The XTT^2 Knowledge Representation

The XTT^2 Knowledge Representation

Author: Grzegorz J. Nalepa

Version: Draft 2008Q3

XTT stands for eXtended Tabular Trees. The current version proposal XTT^2 is simply referred as XTT in this document. It is aimed to be as the final version for the official HeKatE project (grant).

Please put bigger remarks/discussusion, to the XTT2 development page

Introduction

XTT is a knowledge representation and design formalism for rules. It serves both as a logical and algebraic specification of rules offering a concise, transparent, and efficient with respect to density factor visual knowledge representation form.

In contrast to traditional rulebases design approaches allowing for a flat (single-level) set of rules (e.g. using the Rete-based inference engines) XTT introduces an explicit structure in the rulebase, by introducing:

tables, used to represent groups of rules working in the same context (having similar structure of preconditions),
intertable links, used to provide explicit specification of inference control, namely switching between tables, that allow for decision-tree like structure.

Each table is composed of:

its scheme or structure definition (provided within the first row of a table), and
the rules defined by the operators and values specified in the consecutive rows.

The method is used during the phase of the logical design of the rulebase. The process of defining a table covers:

identification of the operation context (informal),
definition of the scheme of a table,
filling it with appropriate relational operators and values in order to define specific rules.

XTT is a formal method based on an expressive logical calculus called Attributive Logic (or Attribute Logic).

History and Related Documents

mscs, regulus, kheops, ijis, ecai96, oat, dexa

XTT (also referred to as XTT1) has been first formulated by Grzegorz J. Nalepa in (gjn2004phd), and later described in (gjn2005SystemScienceXTT), and gjn2005CompSciMirella.

The version described in the above papers is referred to as XTT1. The design was supported by the Mirella tool gjn2005CompSciMirella.

An important development was the supportive design method called ARD (Attribute Relationship Diagrams). It was first proposed by Antoni Ligeza in (ali2005thebook), and later developed by Grzegorz J. Nalepa and Antoni Ligęza in gjn2005:kkio.

In (ali2005thebook) the family of Attributive Logics (AL) including SAL (Set Attributive Logic) has been described. Implicitly SAL was the formal foundation for XTTv1.

- [WHAT NEEDS TO BE DONE] Reproduce verbatim everything in the XTT text from "XTT (also referred" down to "foundation for XTTv1.".

- [DATASET ENTRIES]

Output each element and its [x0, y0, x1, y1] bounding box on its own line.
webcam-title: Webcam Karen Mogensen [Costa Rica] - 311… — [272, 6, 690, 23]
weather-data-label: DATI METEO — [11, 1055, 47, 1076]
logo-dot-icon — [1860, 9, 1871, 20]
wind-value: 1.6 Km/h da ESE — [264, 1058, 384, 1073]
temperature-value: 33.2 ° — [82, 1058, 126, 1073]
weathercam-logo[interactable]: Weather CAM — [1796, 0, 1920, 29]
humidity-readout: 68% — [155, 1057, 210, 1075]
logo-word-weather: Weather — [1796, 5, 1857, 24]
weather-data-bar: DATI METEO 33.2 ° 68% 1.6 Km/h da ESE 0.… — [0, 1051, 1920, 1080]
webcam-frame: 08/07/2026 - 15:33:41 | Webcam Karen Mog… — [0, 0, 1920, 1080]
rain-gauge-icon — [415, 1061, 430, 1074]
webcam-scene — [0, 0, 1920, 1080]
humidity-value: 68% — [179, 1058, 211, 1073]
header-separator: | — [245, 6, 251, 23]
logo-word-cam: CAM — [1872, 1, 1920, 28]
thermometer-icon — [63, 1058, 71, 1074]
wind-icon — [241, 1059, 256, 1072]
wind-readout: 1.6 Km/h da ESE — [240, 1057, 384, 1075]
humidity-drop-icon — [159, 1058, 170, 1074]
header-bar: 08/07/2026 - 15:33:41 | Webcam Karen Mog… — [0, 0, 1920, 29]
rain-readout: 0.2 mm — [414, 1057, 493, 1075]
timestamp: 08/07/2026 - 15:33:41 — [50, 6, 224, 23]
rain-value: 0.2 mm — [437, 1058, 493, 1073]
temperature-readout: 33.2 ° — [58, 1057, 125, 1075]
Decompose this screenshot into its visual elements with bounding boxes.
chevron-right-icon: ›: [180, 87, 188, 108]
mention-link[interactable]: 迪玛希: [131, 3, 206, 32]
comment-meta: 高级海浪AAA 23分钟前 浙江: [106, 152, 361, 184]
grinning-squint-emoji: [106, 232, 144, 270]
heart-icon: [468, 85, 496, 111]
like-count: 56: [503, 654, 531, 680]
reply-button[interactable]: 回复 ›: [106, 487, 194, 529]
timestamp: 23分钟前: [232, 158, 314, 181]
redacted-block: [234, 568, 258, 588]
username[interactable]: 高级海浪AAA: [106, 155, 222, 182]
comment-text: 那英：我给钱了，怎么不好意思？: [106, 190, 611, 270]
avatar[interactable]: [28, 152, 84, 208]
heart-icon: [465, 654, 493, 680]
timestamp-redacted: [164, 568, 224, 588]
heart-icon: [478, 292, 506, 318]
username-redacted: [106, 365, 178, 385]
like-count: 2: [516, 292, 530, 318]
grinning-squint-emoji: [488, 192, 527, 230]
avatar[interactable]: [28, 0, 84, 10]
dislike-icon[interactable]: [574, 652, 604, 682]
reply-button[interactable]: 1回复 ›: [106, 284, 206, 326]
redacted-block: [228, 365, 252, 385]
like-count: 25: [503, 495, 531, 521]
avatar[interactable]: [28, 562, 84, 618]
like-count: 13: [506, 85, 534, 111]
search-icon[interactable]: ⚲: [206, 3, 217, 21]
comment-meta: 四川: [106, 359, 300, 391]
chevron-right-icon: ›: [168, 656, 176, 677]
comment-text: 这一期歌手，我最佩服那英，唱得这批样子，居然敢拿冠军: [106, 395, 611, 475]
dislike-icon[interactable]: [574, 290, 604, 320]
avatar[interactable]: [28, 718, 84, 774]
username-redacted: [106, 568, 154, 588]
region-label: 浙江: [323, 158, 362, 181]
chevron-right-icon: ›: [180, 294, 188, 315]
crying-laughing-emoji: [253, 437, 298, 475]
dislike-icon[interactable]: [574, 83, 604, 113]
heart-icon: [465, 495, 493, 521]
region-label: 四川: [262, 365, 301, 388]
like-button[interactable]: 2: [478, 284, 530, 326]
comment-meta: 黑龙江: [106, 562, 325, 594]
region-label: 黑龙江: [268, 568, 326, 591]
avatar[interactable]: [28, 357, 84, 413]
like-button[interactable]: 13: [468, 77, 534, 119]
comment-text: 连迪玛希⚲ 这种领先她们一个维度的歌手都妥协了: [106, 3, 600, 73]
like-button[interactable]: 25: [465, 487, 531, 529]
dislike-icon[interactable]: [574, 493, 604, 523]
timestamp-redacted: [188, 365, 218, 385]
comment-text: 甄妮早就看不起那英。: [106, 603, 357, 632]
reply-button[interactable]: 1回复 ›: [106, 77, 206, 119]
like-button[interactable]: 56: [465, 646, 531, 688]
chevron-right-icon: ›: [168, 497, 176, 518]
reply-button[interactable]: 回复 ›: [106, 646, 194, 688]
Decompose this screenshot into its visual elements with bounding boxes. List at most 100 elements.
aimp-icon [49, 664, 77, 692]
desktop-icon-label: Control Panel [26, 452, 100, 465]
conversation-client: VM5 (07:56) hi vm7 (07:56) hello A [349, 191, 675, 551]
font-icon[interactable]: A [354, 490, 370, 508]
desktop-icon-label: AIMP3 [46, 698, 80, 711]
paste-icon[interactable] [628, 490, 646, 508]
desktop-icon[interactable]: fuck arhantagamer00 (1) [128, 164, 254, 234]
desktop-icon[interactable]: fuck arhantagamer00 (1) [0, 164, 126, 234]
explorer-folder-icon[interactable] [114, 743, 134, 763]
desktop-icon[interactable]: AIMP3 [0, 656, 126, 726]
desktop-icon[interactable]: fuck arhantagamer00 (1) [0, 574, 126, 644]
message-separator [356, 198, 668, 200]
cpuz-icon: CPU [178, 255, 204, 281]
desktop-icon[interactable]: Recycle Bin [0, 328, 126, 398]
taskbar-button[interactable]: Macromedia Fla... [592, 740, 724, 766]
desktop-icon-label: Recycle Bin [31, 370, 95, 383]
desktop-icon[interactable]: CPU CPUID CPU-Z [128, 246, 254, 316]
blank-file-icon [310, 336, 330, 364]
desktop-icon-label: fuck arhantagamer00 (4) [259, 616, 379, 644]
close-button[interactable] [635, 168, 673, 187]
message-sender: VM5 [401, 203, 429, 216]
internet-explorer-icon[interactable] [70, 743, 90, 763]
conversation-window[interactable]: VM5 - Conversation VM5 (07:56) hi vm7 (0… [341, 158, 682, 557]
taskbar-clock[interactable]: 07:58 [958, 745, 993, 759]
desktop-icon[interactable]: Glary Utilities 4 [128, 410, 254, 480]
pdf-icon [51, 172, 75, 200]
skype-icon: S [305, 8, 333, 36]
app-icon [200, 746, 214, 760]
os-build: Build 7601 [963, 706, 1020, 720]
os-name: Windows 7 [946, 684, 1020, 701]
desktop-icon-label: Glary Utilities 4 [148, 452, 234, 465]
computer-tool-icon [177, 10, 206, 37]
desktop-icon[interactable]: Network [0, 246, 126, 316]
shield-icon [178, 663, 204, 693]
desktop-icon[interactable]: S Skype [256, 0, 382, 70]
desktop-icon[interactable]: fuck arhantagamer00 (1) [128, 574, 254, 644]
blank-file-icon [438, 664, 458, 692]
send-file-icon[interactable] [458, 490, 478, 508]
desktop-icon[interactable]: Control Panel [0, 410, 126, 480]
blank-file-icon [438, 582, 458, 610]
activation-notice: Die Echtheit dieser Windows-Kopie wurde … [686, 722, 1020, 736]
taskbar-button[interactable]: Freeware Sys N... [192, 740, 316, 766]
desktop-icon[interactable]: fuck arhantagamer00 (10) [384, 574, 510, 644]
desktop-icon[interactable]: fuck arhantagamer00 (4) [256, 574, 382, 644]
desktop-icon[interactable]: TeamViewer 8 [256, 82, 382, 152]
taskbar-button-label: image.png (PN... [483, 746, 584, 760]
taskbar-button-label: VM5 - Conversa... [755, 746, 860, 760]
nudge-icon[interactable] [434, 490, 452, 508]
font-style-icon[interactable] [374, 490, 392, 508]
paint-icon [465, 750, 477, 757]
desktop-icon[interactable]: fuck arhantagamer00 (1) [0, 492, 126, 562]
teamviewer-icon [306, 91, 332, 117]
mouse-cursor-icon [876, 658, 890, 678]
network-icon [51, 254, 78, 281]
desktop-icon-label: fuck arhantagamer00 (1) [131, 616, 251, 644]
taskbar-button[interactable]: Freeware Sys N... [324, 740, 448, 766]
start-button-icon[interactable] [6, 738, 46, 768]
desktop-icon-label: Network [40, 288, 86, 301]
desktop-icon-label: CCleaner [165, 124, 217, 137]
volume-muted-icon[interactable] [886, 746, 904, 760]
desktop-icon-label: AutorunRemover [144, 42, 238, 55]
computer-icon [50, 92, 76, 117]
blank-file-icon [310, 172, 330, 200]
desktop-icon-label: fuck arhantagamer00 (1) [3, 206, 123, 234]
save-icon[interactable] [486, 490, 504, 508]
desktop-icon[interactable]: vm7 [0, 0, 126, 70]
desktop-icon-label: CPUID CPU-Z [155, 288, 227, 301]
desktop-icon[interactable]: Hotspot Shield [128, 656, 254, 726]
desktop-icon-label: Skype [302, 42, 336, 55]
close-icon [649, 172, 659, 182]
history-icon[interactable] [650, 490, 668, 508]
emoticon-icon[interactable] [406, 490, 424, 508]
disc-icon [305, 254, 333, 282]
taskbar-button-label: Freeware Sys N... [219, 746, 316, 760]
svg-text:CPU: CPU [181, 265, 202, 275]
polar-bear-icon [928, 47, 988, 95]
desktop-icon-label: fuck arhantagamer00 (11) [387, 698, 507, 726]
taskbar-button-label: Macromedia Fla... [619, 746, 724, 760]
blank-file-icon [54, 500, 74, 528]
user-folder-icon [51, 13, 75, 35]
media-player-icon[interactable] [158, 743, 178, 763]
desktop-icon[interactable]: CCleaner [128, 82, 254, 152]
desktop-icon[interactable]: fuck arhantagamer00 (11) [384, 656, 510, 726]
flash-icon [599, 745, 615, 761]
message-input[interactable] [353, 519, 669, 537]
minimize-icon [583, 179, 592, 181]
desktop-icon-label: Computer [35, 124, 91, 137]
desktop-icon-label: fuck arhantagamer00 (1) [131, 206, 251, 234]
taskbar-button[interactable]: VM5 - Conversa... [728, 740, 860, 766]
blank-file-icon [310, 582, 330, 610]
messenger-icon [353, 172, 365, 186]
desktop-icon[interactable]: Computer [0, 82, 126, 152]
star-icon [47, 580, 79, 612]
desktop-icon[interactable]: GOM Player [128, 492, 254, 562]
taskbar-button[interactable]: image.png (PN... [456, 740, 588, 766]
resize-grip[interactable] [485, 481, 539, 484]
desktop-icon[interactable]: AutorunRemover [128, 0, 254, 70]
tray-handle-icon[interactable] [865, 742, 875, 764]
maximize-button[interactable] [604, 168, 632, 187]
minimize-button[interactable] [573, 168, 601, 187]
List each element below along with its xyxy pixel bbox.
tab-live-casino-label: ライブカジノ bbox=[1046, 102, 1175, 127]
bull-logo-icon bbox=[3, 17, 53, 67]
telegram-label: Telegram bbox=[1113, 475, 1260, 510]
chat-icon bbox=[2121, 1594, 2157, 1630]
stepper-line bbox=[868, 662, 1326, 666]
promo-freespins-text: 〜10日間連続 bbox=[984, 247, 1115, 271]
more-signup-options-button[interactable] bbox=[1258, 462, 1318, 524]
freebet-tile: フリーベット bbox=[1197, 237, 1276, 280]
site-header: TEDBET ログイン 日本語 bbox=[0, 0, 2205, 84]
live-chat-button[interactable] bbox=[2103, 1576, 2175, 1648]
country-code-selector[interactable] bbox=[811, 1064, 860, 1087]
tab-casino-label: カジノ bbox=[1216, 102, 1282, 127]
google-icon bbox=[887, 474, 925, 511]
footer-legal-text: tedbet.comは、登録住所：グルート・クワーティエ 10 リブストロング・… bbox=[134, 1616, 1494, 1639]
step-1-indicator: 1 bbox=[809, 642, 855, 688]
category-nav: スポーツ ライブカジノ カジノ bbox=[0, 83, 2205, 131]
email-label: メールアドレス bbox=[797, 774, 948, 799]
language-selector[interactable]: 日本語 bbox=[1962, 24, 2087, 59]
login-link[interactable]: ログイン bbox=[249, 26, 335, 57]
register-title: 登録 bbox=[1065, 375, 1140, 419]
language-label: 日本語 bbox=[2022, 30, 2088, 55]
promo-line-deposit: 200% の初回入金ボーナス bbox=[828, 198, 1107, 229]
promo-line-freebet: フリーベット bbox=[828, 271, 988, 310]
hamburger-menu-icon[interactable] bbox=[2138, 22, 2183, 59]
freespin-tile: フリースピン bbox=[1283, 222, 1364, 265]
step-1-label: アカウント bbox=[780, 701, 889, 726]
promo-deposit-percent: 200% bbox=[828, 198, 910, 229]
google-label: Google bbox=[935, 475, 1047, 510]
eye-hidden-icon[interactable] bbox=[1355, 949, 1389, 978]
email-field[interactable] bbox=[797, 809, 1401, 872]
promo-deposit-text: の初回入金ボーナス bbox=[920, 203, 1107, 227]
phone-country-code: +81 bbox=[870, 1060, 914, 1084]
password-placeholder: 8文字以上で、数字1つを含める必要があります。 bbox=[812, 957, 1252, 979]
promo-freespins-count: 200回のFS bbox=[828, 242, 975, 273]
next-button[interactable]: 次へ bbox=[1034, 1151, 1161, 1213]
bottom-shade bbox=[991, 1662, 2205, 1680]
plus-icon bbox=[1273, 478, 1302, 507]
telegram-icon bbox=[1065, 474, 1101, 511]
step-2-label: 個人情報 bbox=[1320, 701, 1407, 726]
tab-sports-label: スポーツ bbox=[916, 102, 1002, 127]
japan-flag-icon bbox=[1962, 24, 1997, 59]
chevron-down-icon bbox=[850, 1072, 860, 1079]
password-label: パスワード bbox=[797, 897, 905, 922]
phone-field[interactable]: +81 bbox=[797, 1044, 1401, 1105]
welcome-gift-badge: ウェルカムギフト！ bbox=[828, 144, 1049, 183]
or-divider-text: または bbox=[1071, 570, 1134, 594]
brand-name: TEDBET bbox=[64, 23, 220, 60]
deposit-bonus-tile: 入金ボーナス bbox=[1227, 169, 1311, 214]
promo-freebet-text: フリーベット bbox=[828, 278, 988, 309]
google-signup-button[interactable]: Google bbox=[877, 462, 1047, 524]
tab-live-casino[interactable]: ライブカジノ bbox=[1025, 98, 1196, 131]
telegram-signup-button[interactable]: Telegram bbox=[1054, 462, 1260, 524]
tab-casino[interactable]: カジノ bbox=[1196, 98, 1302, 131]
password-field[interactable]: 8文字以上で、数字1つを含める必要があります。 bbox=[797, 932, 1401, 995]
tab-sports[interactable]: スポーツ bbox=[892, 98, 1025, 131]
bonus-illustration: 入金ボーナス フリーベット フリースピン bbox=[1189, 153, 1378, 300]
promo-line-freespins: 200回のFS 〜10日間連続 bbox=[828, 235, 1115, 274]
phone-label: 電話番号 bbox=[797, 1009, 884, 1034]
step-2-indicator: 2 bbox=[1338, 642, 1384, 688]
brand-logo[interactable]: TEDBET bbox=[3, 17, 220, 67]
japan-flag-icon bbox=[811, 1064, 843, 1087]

- [RESULT FOR THIS EXERCISE]
XTT (also referred to as XTT1) has been first formulated by Grzegorz J. Nalepa in (gjn2004phd), and later described in (gjn2005SystemScienceXTT), and gjn2005CompSciMirella.

The version described in the above papers is referred to as XTT1. The design was supported by the Mirella tool gjn2005CompSciMirella.

An important development was the supportive design method called ARD (Attribute Relationship Diagrams). It was first proposed by Antoni Ligeza in (ali2005thebook), and later developed by Grzegorz J. Nalepa and Antoni Ligęza in gjn2005:kkio.

In (ali2005thebook) the family of Attributive Logics (AL) including SAL (Set Attributive Logic) has been described. Implicitly SAL was the formal foundation for XTTv1.